Excerto fornecido
+ + +
Como ocorre neste tipo de acções, é feito um "call for papers", ou seja, um convite a quem estiver interessado a fazer uma proposta de comunicação, explicando qual o tema que desejam debater, qual a bibliografia que vão usar, que instrumentos empregarão, etc. Depois uma comissão de apreciação lê, aceitando ou rejeitando as propostas, e quase sempre propondo alguns desenvolvimentos, alertando para uma bibliografia específica, etc. Sempre com o intuito de termos as apresentações o mais equilibradas possíveis e contribuir de forma decisiva para a "massa crítica" sobre a banda desenhada em Portugal, ainda algo deficitária, a meu ver (falta de espaço na imprensa generalista, nas universidades, na web, etc.).   

Dado que esta é a segunda edição, quais as principais novidades relativamente ao ano anterior?
+ + +
Informação apresentada

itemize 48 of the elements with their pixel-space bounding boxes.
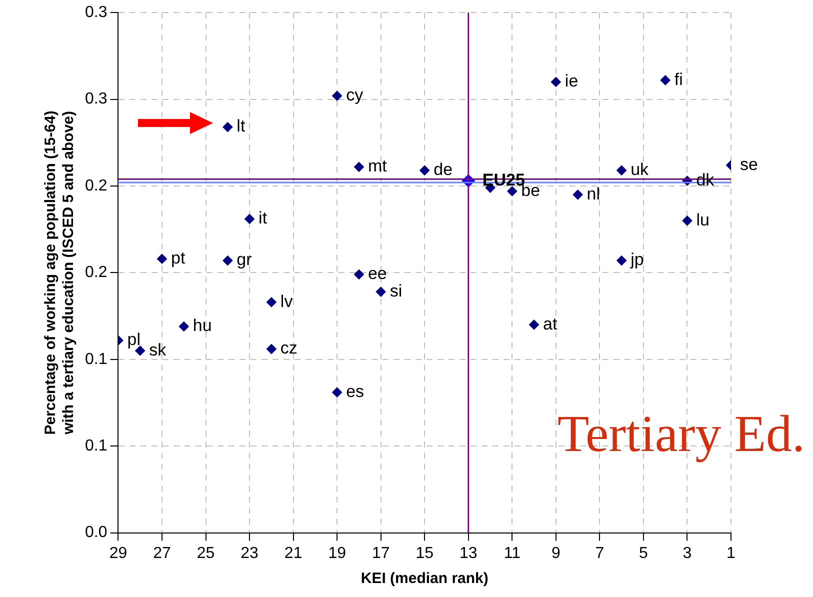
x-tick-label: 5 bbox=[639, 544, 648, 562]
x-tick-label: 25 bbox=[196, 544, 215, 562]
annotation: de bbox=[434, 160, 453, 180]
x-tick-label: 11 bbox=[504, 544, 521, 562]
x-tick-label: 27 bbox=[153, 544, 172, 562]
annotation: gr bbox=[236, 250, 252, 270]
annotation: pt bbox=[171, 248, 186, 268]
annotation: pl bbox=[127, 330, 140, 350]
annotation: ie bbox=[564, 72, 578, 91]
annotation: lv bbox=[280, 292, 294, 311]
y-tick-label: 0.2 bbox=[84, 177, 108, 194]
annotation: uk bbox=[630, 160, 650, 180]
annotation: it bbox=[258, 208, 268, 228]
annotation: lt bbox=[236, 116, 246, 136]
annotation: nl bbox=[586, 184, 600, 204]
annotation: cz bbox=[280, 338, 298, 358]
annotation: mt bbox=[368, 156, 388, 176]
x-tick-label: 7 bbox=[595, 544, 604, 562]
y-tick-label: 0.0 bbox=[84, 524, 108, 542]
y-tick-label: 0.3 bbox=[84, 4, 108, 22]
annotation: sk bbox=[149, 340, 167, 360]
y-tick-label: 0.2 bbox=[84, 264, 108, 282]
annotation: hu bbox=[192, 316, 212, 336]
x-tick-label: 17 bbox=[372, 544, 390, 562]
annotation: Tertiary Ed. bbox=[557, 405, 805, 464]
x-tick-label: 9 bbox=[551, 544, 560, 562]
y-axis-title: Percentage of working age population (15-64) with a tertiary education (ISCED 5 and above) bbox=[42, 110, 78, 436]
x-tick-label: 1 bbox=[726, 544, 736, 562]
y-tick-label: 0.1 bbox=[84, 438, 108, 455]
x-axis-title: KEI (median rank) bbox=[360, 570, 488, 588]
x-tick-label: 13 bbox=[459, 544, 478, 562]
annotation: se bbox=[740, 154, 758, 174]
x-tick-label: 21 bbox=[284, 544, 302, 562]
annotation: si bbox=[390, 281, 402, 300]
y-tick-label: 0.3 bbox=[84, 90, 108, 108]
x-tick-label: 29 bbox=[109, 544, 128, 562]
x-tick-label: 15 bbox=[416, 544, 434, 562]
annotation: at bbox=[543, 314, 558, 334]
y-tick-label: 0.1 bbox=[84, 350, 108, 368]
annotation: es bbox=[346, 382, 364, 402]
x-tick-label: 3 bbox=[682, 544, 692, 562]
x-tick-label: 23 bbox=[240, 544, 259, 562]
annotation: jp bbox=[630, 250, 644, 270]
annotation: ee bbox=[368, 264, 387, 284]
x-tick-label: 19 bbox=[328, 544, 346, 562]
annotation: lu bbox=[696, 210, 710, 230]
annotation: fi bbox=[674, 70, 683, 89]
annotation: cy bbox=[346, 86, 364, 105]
+ + +
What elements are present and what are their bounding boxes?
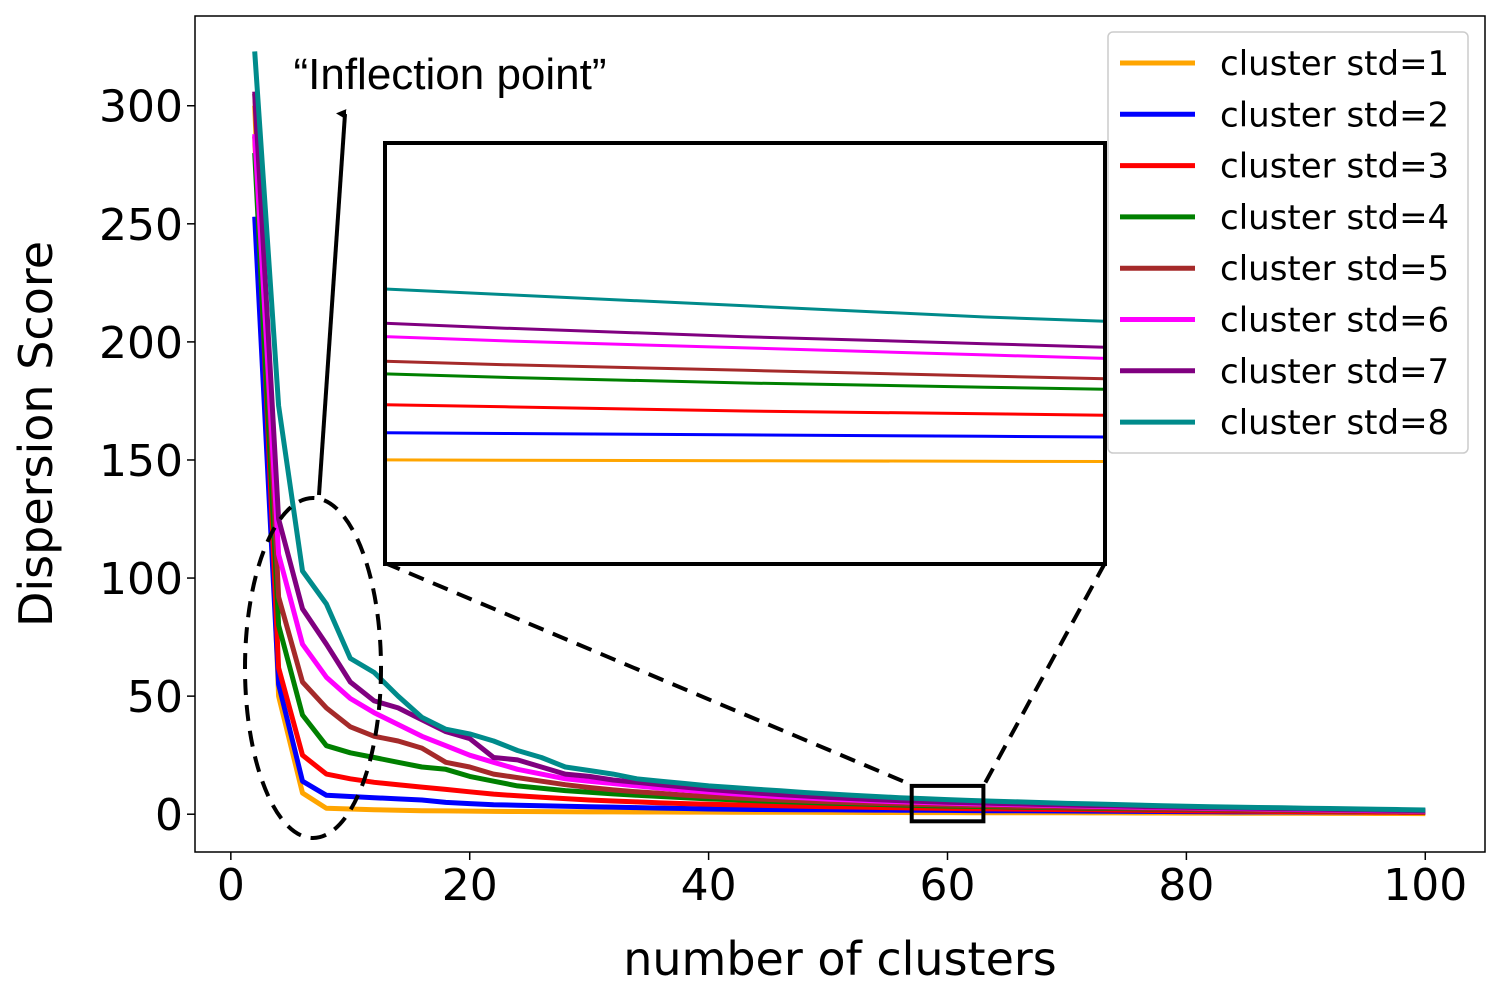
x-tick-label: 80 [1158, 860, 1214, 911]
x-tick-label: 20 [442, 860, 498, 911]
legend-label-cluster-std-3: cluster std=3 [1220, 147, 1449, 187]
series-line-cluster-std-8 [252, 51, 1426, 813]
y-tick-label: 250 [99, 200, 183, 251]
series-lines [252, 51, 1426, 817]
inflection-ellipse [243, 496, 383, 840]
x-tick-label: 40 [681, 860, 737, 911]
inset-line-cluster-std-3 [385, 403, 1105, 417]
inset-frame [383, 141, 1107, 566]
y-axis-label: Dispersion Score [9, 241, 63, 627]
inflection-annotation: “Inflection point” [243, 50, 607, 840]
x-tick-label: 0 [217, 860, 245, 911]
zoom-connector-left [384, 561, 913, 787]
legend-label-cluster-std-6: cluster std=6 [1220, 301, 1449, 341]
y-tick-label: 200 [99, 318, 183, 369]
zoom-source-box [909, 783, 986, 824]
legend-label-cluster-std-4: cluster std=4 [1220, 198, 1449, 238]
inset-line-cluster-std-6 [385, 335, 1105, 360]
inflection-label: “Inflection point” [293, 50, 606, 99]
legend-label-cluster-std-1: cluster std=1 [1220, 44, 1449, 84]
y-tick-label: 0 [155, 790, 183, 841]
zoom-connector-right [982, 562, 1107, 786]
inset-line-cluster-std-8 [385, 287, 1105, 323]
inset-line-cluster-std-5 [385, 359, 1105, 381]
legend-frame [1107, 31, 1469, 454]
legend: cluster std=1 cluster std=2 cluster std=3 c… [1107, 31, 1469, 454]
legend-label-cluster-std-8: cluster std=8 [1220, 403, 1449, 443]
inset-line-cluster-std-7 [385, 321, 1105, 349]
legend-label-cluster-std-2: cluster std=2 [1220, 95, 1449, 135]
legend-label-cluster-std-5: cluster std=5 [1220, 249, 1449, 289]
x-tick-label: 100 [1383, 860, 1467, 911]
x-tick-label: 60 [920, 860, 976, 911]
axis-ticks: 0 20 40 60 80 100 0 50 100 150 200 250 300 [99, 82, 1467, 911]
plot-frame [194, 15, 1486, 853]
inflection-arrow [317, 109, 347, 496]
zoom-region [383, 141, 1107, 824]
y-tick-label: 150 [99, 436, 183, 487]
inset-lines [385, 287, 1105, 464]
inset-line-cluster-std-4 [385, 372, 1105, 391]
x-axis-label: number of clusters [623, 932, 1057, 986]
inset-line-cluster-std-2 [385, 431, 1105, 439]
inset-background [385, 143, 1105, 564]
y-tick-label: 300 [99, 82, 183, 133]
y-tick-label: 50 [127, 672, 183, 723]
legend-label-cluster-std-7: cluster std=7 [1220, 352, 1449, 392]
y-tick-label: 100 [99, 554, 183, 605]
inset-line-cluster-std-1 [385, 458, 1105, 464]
+ + +
Exercício
Segundo o excerto, em que lugares falta espaço para a banda desenhada em Portugal? Os itens são material separado e independente do excerto.

Resposta completa
Na imprensa generalista, nas universidades e na web.